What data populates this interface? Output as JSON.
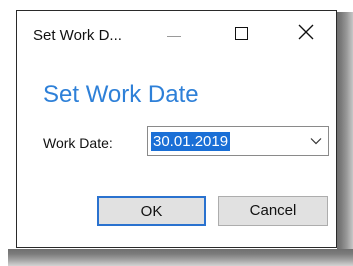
{
  "window": {
    "title": "Set Work D...",
    "controls": {
      "minimize_icon": "minimize-icon",
      "maximize_icon": "maximize-icon",
      "close_icon": "close-icon"
    }
  },
  "dialog": {
    "heading": "Set Work Date",
    "field": {
      "label": "Work Date:",
      "value": "30.01.2019",
      "dropdown_icon": "chevron-down-icon"
    },
    "buttons": {
      "ok": "OK",
      "cancel": "Cancel"
    }
  },
  "colors": {
    "heading": "#2e80d8",
    "selection": "#1a6fd6",
    "default_button_border": "#2a72cf",
    "button_face": "#e1e1e1"
  }
}
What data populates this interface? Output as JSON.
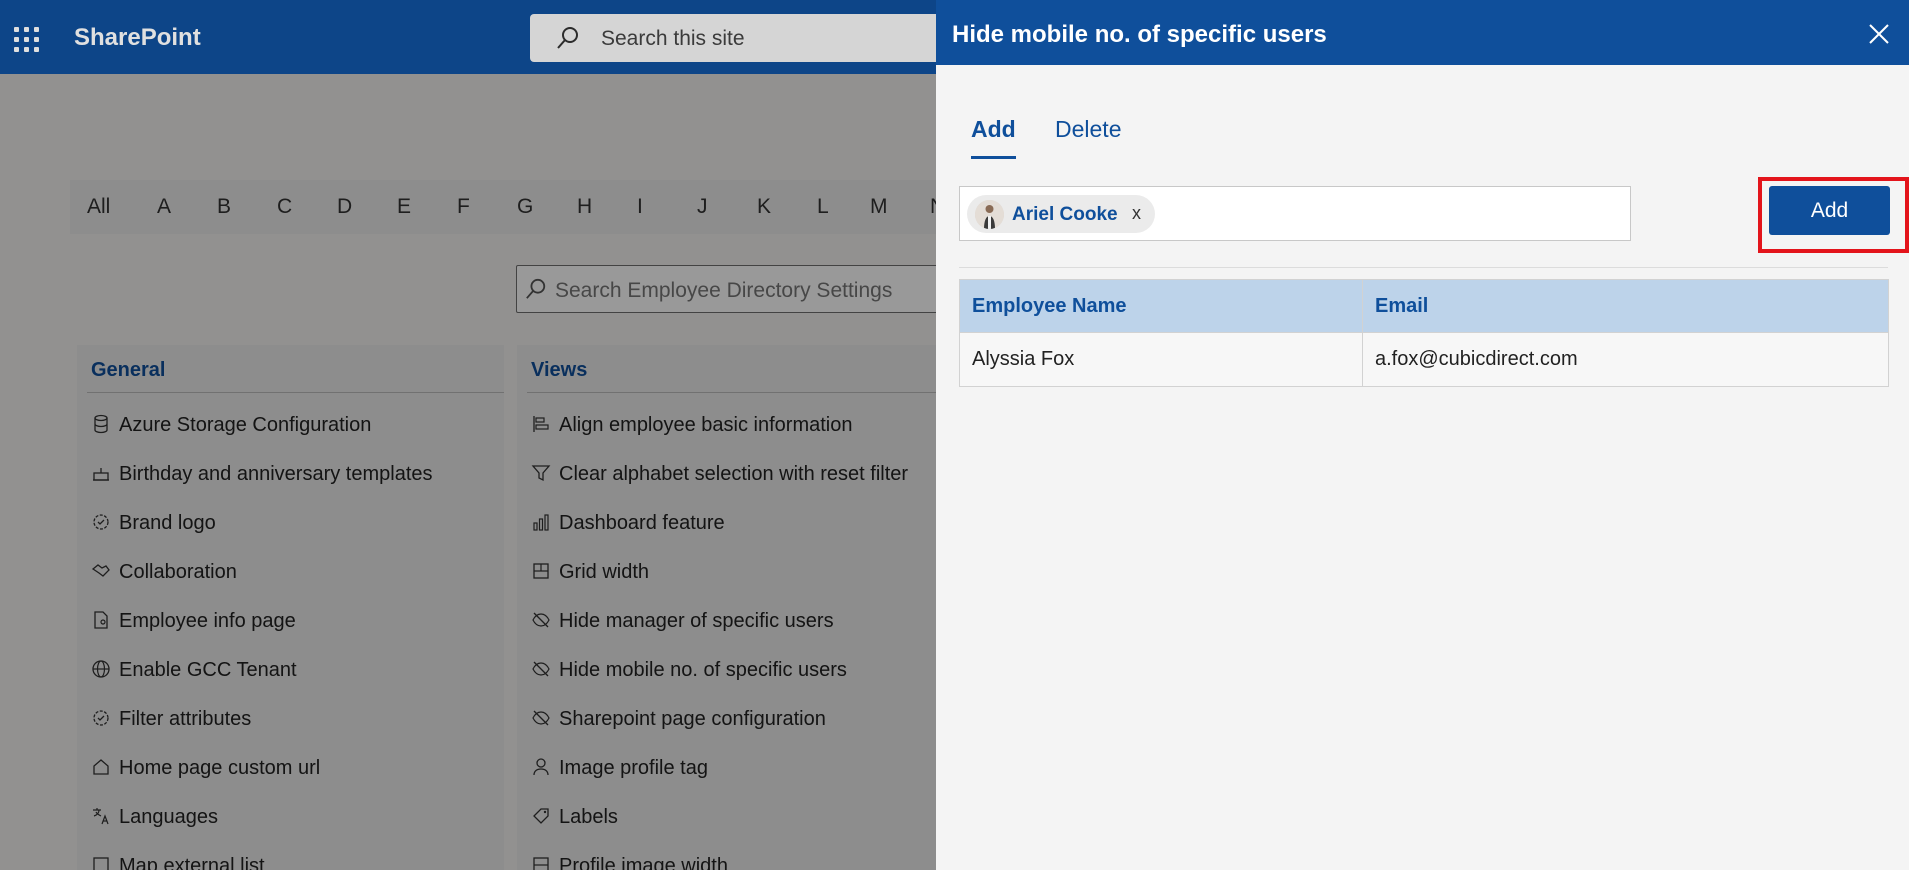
{
  "header": {
    "brand": "SharePoint",
    "search_placeholder": "Search this site"
  },
  "alphabet": [
    "All",
    "A",
    "B",
    "C",
    "D",
    "E",
    "F",
    "G",
    "H",
    "I",
    "J",
    "K",
    "L",
    "M",
    "N"
  ],
  "settings_search_placeholder": "Search Employee Directory Settings",
  "general": {
    "heading": "General",
    "items": [
      {
        "label": "Azure Storage Configuration",
        "icon": "database-icon"
      },
      {
        "label": "Birthday and anniversary templates",
        "icon": "cake-icon"
      },
      {
        "label": "Brand logo",
        "icon": "badge-icon"
      },
      {
        "label": "Collaboration",
        "icon": "handshake-icon"
      },
      {
        "label": "Employee info page",
        "icon": "contact-page-icon"
      },
      {
        "label": "Enable GCC Tenant",
        "icon": "globe-icon"
      },
      {
        "label": "Filter attributes",
        "icon": "badge-icon"
      },
      {
        "label": "Home page custom url",
        "icon": "home-icon"
      },
      {
        "label": "Languages",
        "icon": "translate-icon"
      },
      {
        "label": "Map external list",
        "icon": "list-icon"
      }
    ]
  },
  "views": {
    "heading": "Views",
    "items": [
      {
        "label": "Align employee basic information",
        "icon": "align-icon"
      },
      {
        "label": "Clear alphabet selection with reset filter",
        "icon": "filter-icon"
      },
      {
        "label": "Dashboard feature",
        "icon": "chart-icon"
      },
      {
        "label": "Grid width",
        "icon": "grid-icon"
      },
      {
        "label": "Hide manager of specific users",
        "icon": "hide-icon"
      },
      {
        "label": "Hide mobile no. of specific users",
        "icon": "hide-icon"
      },
      {
        "label": "Sharepoint page configuration",
        "icon": "hide-icon"
      },
      {
        "label": "Image profile tag",
        "icon": "person-icon"
      },
      {
        "label": "Labels",
        "icon": "tag-icon"
      },
      {
        "label": "Profile image width",
        "icon": "grid-icon"
      }
    ]
  },
  "panel": {
    "title": "Hide mobile no. of specific users",
    "tabs": {
      "add": "Add",
      "delete": "Delete"
    },
    "selected_user": "Ariel Cooke",
    "chip_remove": "x",
    "add_button": "Add",
    "table": {
      "headers": {
        "name": "Employee Name",
        "email": "Email"
      },
      "rows": [
        {
          "name": "Alyssia Fox",
          "email": "a.fox@cubicdirect.com"
        }
      ]
    }
  },
  "colors": {
    "brand_blue": "#0f4f9b",
    "highlight_red": "#e3141b",
    "table_header": "#bdd3ea"
  }
}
+++
§ WHAT IS NEEDED: From the entries above, return each line with the word "specific" in it.

§ THE SOLUTION:
        "label": "Hide manager of specific users",
        "label": "Hide mobile no. of specific users",
    "title": "Hide mobile no. of specific users",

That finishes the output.